Produce an exact copy of all the data below, dropping every image.
** START **
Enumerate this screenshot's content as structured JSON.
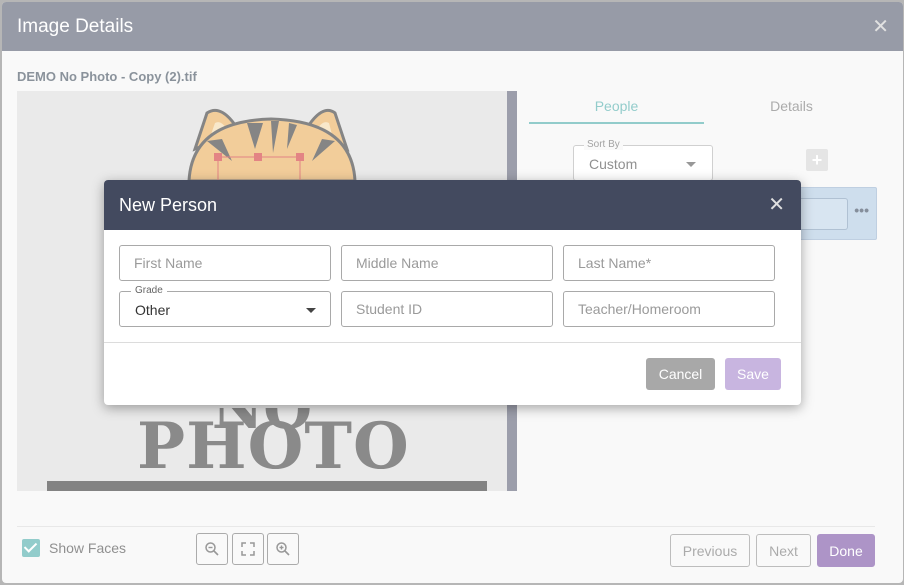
{
  "outer": {
    "title": "Image Details",
    "filename": "DEMO No Photo - Copy (2).tif",
    "image_text": {
      "line1": "NO",
      "line2": "PHOTO"
    },
    "tabs": [
      {
        "label": "People",
        "active": true
      },
      {
        "label": "Details",
        "active": false
      }
    ],
    "sort_by": {
      "label": "Sort By",
      "value": "Custom"
    },
    "show_faces": {
      "label": "Show Faces",
      "checked": true
    },
    "buttons": {
      "previous": "Previous",
      "next": "Next",
      "done": "Done"
    }
  },
  "modal": {
    "title": "New Person",
    "fields": {
      "first_name": {
        "placeholder": "First Name"
      },
      "middle_name": {
        "placeholder": "Middle Name"
      },
      "last_name": {
        "placeholder": "Last Name*"
      },
      "grade": {
        "label": "Grade",
        "value": "Other"
      },
      "student_id": {
        "placeholder": "Student ID"
      },
      "teacher": {
        "placeholder": "Teacher/Homeroom"
      }
    },
    "buttons": {
      "cancel": "Cancel",
      "save": "Save"
    }
  },
  "colors": {
    "header": "#434a5f",
    "accent_teal": "#3aa3a0",
    "done_purple": "#6a3d9a",
    "save_disabled": "#c8b5e0",
    "cancel_gray": "#a8a8a8"
  },
  "icons": [
    "close-icon",
    "chevron-down-icon",
    "plus-icon",
    "more-icon",
    "zoom-out-icon",
    "fit-screen-icon",
    "zoom-in-icon",
    "checkbox-checked-icon"
  ]
}
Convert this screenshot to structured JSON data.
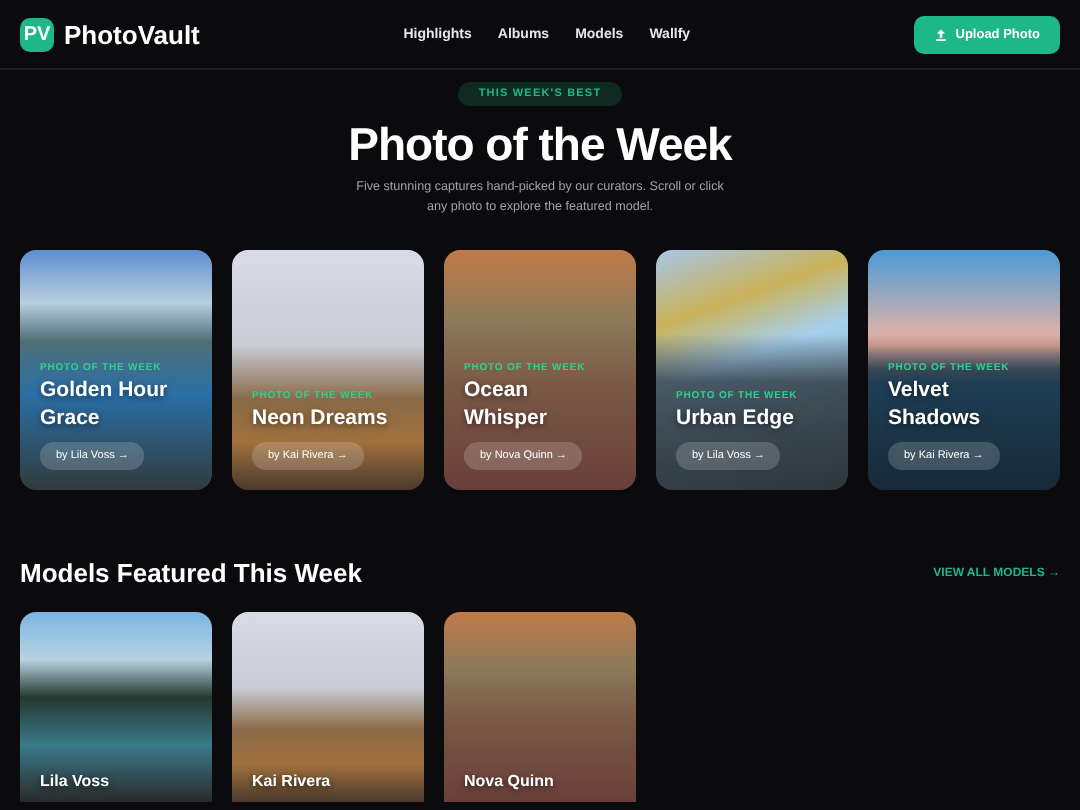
{
  "header": {
    "logo_mark": "PV",
    "brand": "PhotoVault",
    "nav": [
      "Highlights",
      "Albums",
      "Models",
      "Wallfy"
    ],
    "upload_button": "Upload Photo"
  },
  "hero": {
    "badge": "THIS WEEK'S BEST",
    "title": "Photo of the Week",
    "subtitle": "Five stunning captures hand-picked by our curators. Scroll or click any photo to explore the featured model."
  },
  "photos": [
    {
      "eyebrow": "PHOTO OF THE WEEK",
      "title": "Golden Hour Grace",
      "author": "by Lila Voss",
      "arrow": "→"
    },
    {
      "eyebrow": "PHOTO OF THE WEEK",
      "title": "Neon Dreams",
      "author": "by Kai Rivera",
      "arrow": "→"
    },
    {
      "eyebrow": "PHOTO OF THE WEEK",
      "title": "Ocean Whisper",
      "author": "by Nova Quinn",
      "arrow": "→"
    },
    {
      "eyebrow": "PHOTO OF THE WEEK",
      "title": "Urban Edge",
      "author": "by Lila Voss",
      "arrow": "→"
    },
    {
      "eyebrow": "PHOTO OF THE WEEK",
      "title": "Velvet Shadows",
      "author": "by Kai Rivera",
      "arrow": "→"
    }
  ],
  "models_section": {
    "title": "Models Featured This Week",
    "view_all": "VIEW ALL MODELS",
    "view_all_arrow": "→",
    "models": [
      {
        "name": "Lila Voss"
      },
      {
        "name": "Kai Rivera"
      },
      {
        "name": "Nova Quinn"
      }
    ]
  }
}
** END **
▶ [ANSWER TO THIS EXERCISE]:
Enumerate this screenshot's content as structured JSON.
{
  "outer": {
    "title": "Image Details",
    "filename": "DEMO No Photo - Copy (2).tif",
    "image_text": {
      "line1": "NO",
      "line2": "PHOTO"
    },
    "tabs": [
      {
        "label": "People",
        "active": true
      },
      {
        "label": "Details",
        "active": false
      }
    ],
    "sort_by": {
      "label": "Sort By",
      "value": "Custom"
    },
    "show_faces": {
      "label": "Show Faces",
      "checked": true
    },
    "buttons": {
      "previous": "Previous",
      "next": "Next",
      "done": "Done"
    }
  },
  "modal": {
    "title": "New Person",
    "fields": {
      "first_name": {
        "placeholder": "First Name"
      },
      "middle_name": {
        "placeholder": "Middle Name"
      },
      "last_name": {
        "placeholder": "Last Name*"
      },
      "grade": {
        "label": "Grade",
        "value": "Other"
      },
      "student_id": {
        "placeholder": "Student ID"
      },
      "teacher": {
        "placeholder": "Teacher/Homeroom"
      }
    },
    "buttons": {
      "cancel": "Cancel",
      "save": "Save"
    }
  },
  "colors": {
    "header": "#434a5f",
    "accent_teal": "#3aa3a0",
    "done_purple": "#6a3d9a",
    "save_disabled": "#c8b5e0",
    "cancel_gray": "#a8a8a8"
  },
  "icons": [
    "close-icon",
    "chevron-down-icon",
    "plus-icon",
    "more-icon",
    "zoom-out-icon",
    "fit-screen-icon",
    "zoom-in-icon",
    "checkbox-checked-icon"
  ]
}
Convert this screenshot to structured JSON data.
{
  "header": {
    "logo_mark": "PV",
    "brand": "PhotoVault",
    "nav": [
      "Highlights",
      "Albums",
      "Models",
      "Wallfy"
    ],
    "upload_button": "Upload Photo"
  },
  "hero": {
    "badge": "THIS WEEK'S BEST",
    "title": "Photo of the Week",
    "subtitle": "Five stunning captures hand-picked by our curators. Scroll or click any photo to explore the featured model."
  },
  "photos": [
    {
      "eyebrow": "PHOTO OF THE WEEK",
      "title": "Golden Hour Grace",
      "author": "by Lila Voss",
      "arrow": "→"
    },
    {
      "eyebrow": "PHOTO OF THE WEEK",
      "title": "Neon Dreams",
      "author": "by Kai Rivera",
      "arrow": "→"
    },
    {
      "eyebrow": "PHOTO OF THE WEEK",
      "title": "Ocean Whisper",
      "author": "by Nova Quinn",
      "arrow": "→"
    },
    {
      "eyebrow": "PHOTO OF THE WEEK",
      "title": "Urban Edge",
      "author": "by Lila Voss",
      "arrow": "→"
    },
    {
      "eyebrow": "PHOTO OF THE WEEK",
      "title": "Velvet Shadows",
      "author": "by Kai Rivera",
      "arrow": "→"
    }
  ],
  "models_section": {
    "title": "Models Featured This Week",
    "view_all": "VIEW ALL MODELS",
    "view_all_arrow": "→",
    "models": [
      {
        "name": "Lila Voss"
      },
      {
        "name": "Kai Rivera"
      },
      {
        "name": "Nova Quinn"
      }
    ]
  }
}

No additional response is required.